> _PROBLEM TO WORK ON_
Give a verbatim quotation of every record.

Collection entries:

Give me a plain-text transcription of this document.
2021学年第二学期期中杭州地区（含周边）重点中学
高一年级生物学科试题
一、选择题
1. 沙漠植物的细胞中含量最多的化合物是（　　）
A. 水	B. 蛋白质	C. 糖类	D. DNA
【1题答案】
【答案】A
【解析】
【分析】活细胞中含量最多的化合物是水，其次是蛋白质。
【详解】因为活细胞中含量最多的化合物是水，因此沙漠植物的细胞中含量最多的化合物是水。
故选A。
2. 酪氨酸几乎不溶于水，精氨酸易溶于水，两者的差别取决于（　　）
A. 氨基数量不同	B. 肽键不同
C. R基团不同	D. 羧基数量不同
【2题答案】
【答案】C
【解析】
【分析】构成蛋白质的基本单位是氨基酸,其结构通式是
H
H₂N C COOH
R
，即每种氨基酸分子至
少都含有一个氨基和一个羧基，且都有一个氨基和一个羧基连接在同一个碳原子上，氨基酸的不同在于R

> _TASK SOLUTION_
Give me a plain-text transcription of this document.
2021学年第二学期期中杭州地区（含周边）重点中学
高一年级生物学科试题
一、选择题
1. 沙漠植物的细胞中含量最多的化合物是（　　）
A. 水	B. 蛋白质	C. 糖类	D. DNA
【1题答案】
【答案】A
【解析】
【分析】活细胞中含量最多的化合物是水，其次是蛋白质。
【详解】因为活细胞中含量最多的化合物是水，因此沙漠植物的细胞中含量最多的化合物是水。
故选A。
2. 酪氨酸几乎不溶于水，精氨酸易溶于水，两者的差别取决于（　　）
A. 氨基数量不同	B. 肽键不同
C. R基团不同	D. 羧基数量不同
【2题答案】
【答案】C
【解析】
【分析】构成蛋白质的基本单位是氨基酸,其结构通式是
H
H₂N C COOH
R
，即每种氨基酸分子至
少都含有一个氨基和一个羧基，且都有一个氨基和一个羧基连接在同一个碳原子上，氨基酸的不同在于R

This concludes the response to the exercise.